● **EXERCISE REQUIREMENTS**:
Copy the entries verbatim, from the line with "proxy-name: 新加坡 04|super.net|1.0" to the line with "sidebar-item-logs[interactable]: Logs [1,416,256,502]", both included.

Visual layout annotation data
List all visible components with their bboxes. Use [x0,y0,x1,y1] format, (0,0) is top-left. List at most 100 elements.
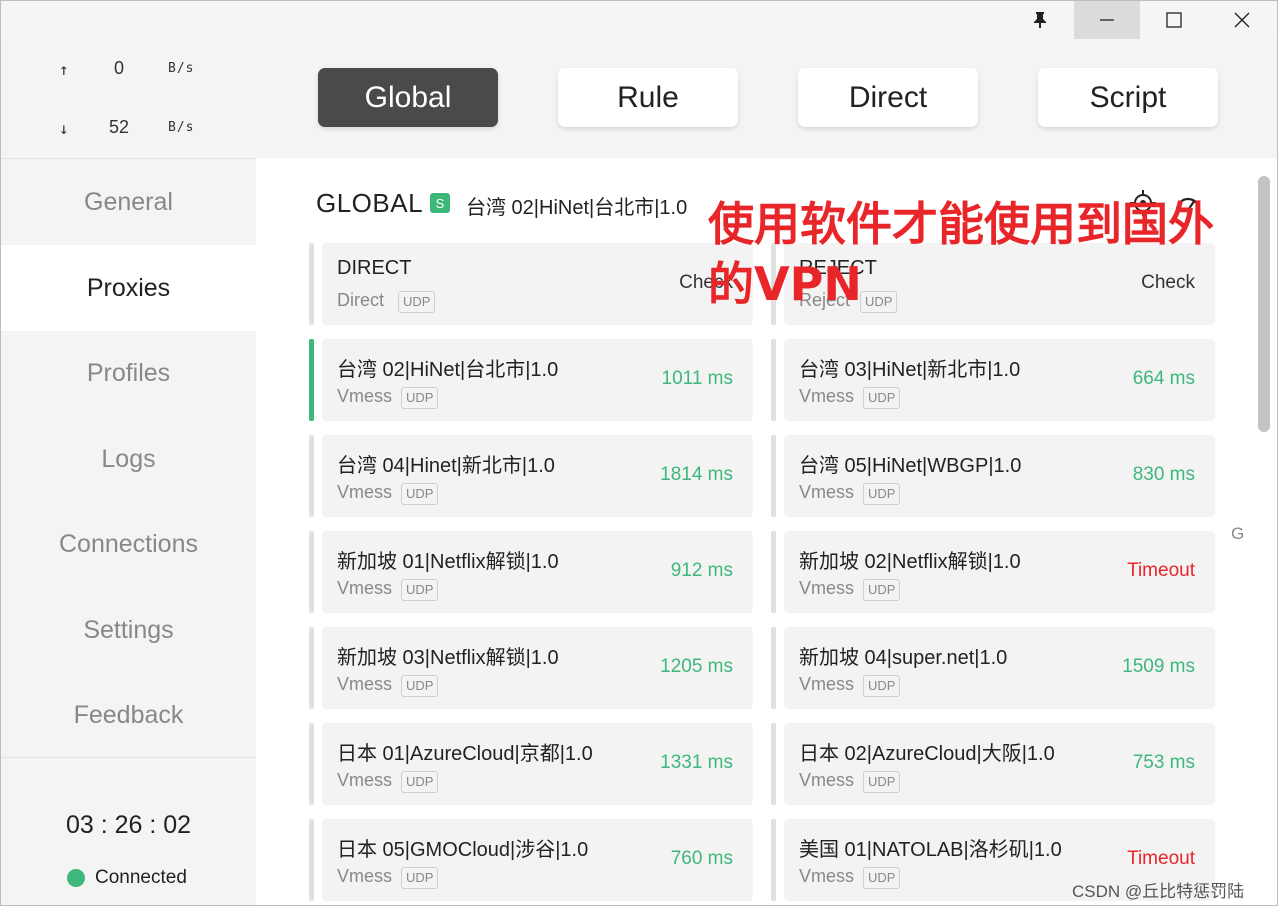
proxy-name: 新加坡 04|super.net|1.0 [799,647,1008,669]
udp-badge: UDP [401,387,439,409]
sidebar-item-profiles[interactable]: Profiles [1,330,256,416]
proxy-type: Vmess [799,770,855,790]
udp-badge: UDP [401,771,439,793]
mode-global-button[interactable]: Global [318,68,498,127]
sidebar-item-connections[interactable]: Connections [1,501,256,587]
minimize-button[interactable] [1074,1,1140,39]
proxy-type: Vmess [799,482,855,502]
proxy-card[interactable]: 新加坡 04|super.net|1.0 Vmess UDP 1509 ms [771,627,1215,709]
proxy-indicator [771,723,776,805]
proxy-type: Vmess [337,770,393,790]
status-label: Connected [95,867,187,888]
proxy-delay[interactable]: 1509 ms [1122,656,1195,678]
proxy-delay[interactable]: Timeout [1127,848,1195,870]
udp-badge: UDP [863,867,901,889]
proxy-name: 台湾 05|HiNet|WBGP|1.0 [799,455,1022,477]
mode-bar: Global Rule Direct Script [256,39,1277,158]
proxy-delay[interactable]: 753 ms [1133,752,1195,774]
proxy-card[interactable]: DIRECT Direct UDP Check [309,243,753,325]
proxy-type: Direct [337,290,385,310]
mode-direct-button[interactable]: Direct [798,68,978,127]
mode-rule-button[interactable]: Rule [558,68,738,127]
clash-window: ↑ 0 B/s ↓ 52 B/s General Proxies Profile… [0,0,1278,906]
proxy-delay[interactable]: 1205 ms [660,656,733,678]
proxy-selected-indicator [309,339,314,421]
proxy-card[interactable]: 台湾 03|HiNet|新北市|1.0 Vmess UDP 664 ms [771,339,1215,421]
upload-speed: ↑ 0 B/s [1,54,256,84]
udp-badge: UDP [863,771,901,793]
sidebar-item-logs[interactable]: Logs [1,416,256,502]
maximize-button[interactable] [1141,1,1207,39]
close-icon [1234,12,1250,28]
download-unit: B/s [168,120,195,135]
proxy-name: 新加坡 02|Netflix解锁|1.0 [799,551,1021,573]
proxy-delay[interactable]: 664 ms [1133,368,1195,390]
proxy-card-body: 新加坡 03|Netflix解锁|1.0 Vmess UDP 1205 ms [322,627,753,709]
proxy-type: Vmess [337,674,393,694]
proxy-name: 台湾 02|HiNet|台北市|1.0 [337,359,559,381]
proxy-delay[interactable]: 760 ms [671,848,733,870]
proxy-indicator [771,819,776,901]
proxy-card[interactable]: 台湾 02|HiNet|台北市|1.0 Vmess UDP 1011 ms [309,339,753,421]
side-letter: G [1231,524,1245,543]
proxy-indicator [771,435,776,517]
proxy-indicator [771,339,776,421]
udp-badge: UDP [401,483,439,505]
udp-badge: UDP [863,483,901,505]
udp-badge: UDP [401,867,439,889]
pin-button[interactable] [1007,1,1073,39]
status-dot-icon [67,869,85,887]
proxy-name: DIRECT [337,257,412,279]
traffic-panel: ↑ 0 B/s ↓ 52 B/s [1,39,256,157]
title-bar [1,1,1277,39]
red-annotation-text: 使用软件才能使用到国外的VPN [708,197,1214,311]
proxy-delay[interactable]: 1331 ms [660,752,733,774]
sidebar-item-proxies[interactable]: Proxies [1,245,256,331]
upload-arrow-icon: ↑ [59,60,69,79]
proxy-delay[interactable]: 1814 ms [660,464,733,486]
proxy-card-body: 日本 01|AzureCloud|京都|1.0 Vmess UDP 1331 m… [322,723,753,805]
proxy-name: 日本 02|AzureCloud|大阪|1.0 [799,743,1055,765]
proxy-card[interactable]: 日本 02|AzureCloud|大阪|1.0 Vmess UDP 753 ms [771,723,1215,805]
proxy-card[interactable]: 新加坡 03|Netflix解锁|1.0 Vmess UDP 1205 ms [309,627,753,709]
sidebar-item-general[interactable]: General [1,159,256,245]
udp-badge: UDP [401,675,439,697]
scrollbar-thumb[interactable] [1258,176,1270,432]
proxy-card[interactable]: 日本 01|AzureCloud|京都|1.0 Vmess UDP 1331 m… [309,723,753,805]
proxy-delay[interactable]: 912 ms [671,560,733,582]
pin-icon [1034,12,1046,28]
proxy-card-body: 新加坡 02|Netflix解锁|1.0 Vmess UDP Timeout [784,531,1215,613]
proxy-indicator [771,627,776,709]
proxy-card[interactable]: 新加坡 02|Netflix解锁|1.0 Vmess UDP Timeout [771,531,1215,613]
proxy-type: Vmess [799,386,855,406]
proxy-delay[interactable]: 830 ms [1133,464,1195,486]
proxy-indicator [309,435,314,517]
proxy-card-body: 台湾 03|HiNet|新北市|1.0 Vmess UDP 664 ms [784,339,1215,421]
udp-badge: UDP [863,579,901,601]
mode-script-button[interactable]: Script [1038,68,1218,127]
close-button[interactable] [1209,1,1275,39]
proxy-card-body: DIRECT Direct UDP Check [322,243,753,325]
proxy-card-body: 台湾 04|Hinet|新北市|1.0 Vmess UDP 1814 ms [322,435,753,517]
proxy-type: Vmess [799,866,855,886]
proxy-card-body: 台湾 02|HiNet|台北市|1.0 Vmess UDP 1011 ms [322,339,753,421]
proxy-name: 日本 05|GMOCloud|涉谷|1.0 [337,839,589,861]
proxy-delay[interactable]: Timeout [1127,560,1195,582]
proxy-card[interactable]: 日本 05|GMOCloud|涉谷|1.0 Vmess UDP 760 ms [309,819,753,901]
proxy-card[interactable]: 台湾 05|HiNet|WBGP|1.0 Vmess UDP 830 ms [771,435,1215,517]
proxy-type: Vmess [337,866,393,886]
proxy-card[interactable]: 新加坡 01|Netflix解锁|1.0 Vmess UDP 912 ms [309,531,753,613]
proxy-name: 日本 01|AzureCloud|京都|1.0 [337,743,593,765]
group-type-badge: S [430,193,450,213]
connection-status[interactable]: Connected [67,867,187,889]
sidebar-item-feedback[interactable]: Feedback [1,672,256,758]
proxy-card-body: 新加坡 01|Netflix解锁|1.0 Vmess UDP 912 ms [322,531,753,613]
proxy-indicator [309,819,314,901]
sidebar-item-settings[interactable]: Settings [1,587,256,673]
divider [1,757,256,758]
proxy-indicator [309,723,314,805]
proxy-card[interactable]: 台湾 04|Hinet|新北市|1.0 Vmess UDP 1814 ms [309,435,753,517]
proxy-delay[interactable]: 1011 ms [662,368,733,390]
proxies-panel: GLOBAL S 台湾 02|HiNet|台北市|1.0 DIRECT Dire… [256,158,1277,905]
proxy-name: 美国 01|NATOLAB|洛杉矶|1.0 [799,839,1062,861]
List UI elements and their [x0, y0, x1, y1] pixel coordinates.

● **ANSWER TO THIS PROBLEM**:
proxy-name: 新加坡 04|super.net|1.0 [799,647,1008,669]
udp-badge: UDP [401,387,439,409]
sidebar-item-profiles[interactable]: Profiles [1,330,256,416]
proxy-type: Vmess [799,770,855,790]
udp-badge: UDP [401,771,439,793]
mode-global-button[interactable]: Global [318,68,498,127]
sidebar-item-connections[interactable]: Connections [1,501,256,587]
minimize-button[interactable] [1074,1,1140,39]
proxy-type: Vmess [799,482,855,502]
proxy-card[interactable]: 新加坡 04|super.net|1.0 Vmess UDP 1509 ms [771,627,1215,709]
proxy-indicator [771,723,776,805]
proxy-type: Vmess [337,770,393,790]
status-label: Connected [95,867,187,888]
proxy-delay[interactable]: 1509 ms [1122,656,1195,678]
proxy-delay[interactable]: Timeout [1127,848,1195,870]
udp-badge: UDP [863,867,901,889]
proxy-name: 台湾 05|HiNet|WBGP|1.0 [799,455,1022,477]
mode-bar: Global Rule Direct Script [256,39,1277,158]
proxy-delay[interactable]: 753 ms [1133,752,1195,774]
proxy-card[interactable]: DIRECT Direct UDP Check [309,243,753,325]
proxy-type: Direct [337,290,385,310]
mode-direct-button[interactable]: Direct [798,68,978,127]
mode-rule-button[interactable]: Rule [558,68,738,127]
clash-window: ↑ 0 B/s ↓ 52 B/s General Proxies Profile… [0,0,1278,906]
proxy-delay[interactable]: 1205 ms [660,656,733,678]
proxy-selected-indicator [309,339,314,421]
proxy-card[interactable]: 台湾 03|HiNet|新北市|1.0 Vmess UDP 664 ms [771,339,1215,421]
upload-speed: ↑ 0 B/s [1,54,256,84]
udp-badge: UDP [863,771,901,793]
sidebar-item-logs[interactable]: Logs [1,416,256,502]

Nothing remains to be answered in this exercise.